_WRITTEN REQUEST_:
Pull every line containing "непреодолимой" from the entries.

(Dataset items)
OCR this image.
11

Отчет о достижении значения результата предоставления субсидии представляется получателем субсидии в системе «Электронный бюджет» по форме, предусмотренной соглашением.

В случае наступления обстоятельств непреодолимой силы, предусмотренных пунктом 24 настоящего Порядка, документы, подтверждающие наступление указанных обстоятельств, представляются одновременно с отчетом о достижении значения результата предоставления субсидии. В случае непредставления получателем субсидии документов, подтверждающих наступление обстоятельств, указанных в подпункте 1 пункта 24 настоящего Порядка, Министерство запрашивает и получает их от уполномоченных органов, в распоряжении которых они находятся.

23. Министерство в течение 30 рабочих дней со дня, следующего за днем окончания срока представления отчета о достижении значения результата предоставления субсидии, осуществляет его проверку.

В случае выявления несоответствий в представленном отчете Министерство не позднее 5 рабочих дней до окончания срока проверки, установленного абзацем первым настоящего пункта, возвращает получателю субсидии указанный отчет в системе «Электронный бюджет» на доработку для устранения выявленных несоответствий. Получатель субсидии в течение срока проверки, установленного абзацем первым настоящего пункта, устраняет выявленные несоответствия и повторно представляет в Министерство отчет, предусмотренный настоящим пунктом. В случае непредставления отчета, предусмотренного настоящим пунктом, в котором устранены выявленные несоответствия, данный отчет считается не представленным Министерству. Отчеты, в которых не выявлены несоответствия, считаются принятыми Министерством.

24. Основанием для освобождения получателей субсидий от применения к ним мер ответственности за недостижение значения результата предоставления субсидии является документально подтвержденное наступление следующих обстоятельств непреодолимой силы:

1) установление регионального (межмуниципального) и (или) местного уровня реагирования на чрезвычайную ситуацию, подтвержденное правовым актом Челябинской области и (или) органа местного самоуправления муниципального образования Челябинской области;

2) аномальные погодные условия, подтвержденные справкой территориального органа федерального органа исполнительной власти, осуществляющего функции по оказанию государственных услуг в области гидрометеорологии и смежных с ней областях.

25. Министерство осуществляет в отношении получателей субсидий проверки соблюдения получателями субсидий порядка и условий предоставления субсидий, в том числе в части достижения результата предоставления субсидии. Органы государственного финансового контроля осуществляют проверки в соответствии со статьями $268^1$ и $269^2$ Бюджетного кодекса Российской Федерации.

_TASK OUTPUT_:
В случае наступления обстоятельств непреодолимой силы, предусмотренных пунктом 24 настоящего Порядка, документы, подтверждающие наступление указанных обстоятельств, представляются одновременно с отчетом о достижении значения результата предоставления субсидии. В случае непредставления получателем субсидии документов, подтверждающих наступление обстоятельств, указанных в подпункте 1 пункта 24 настоящего Порядка, Министерство запрашивает и получает их от уполномоченных органов, в распоряжении которых они находятся.
24. Основанием для освобождения получателей субсидий от применения к ним мер ответственности за недостижение значения результата предоставления субсидии является документально подтвержденное наступление следующих обстоятельств непреодолимой силы:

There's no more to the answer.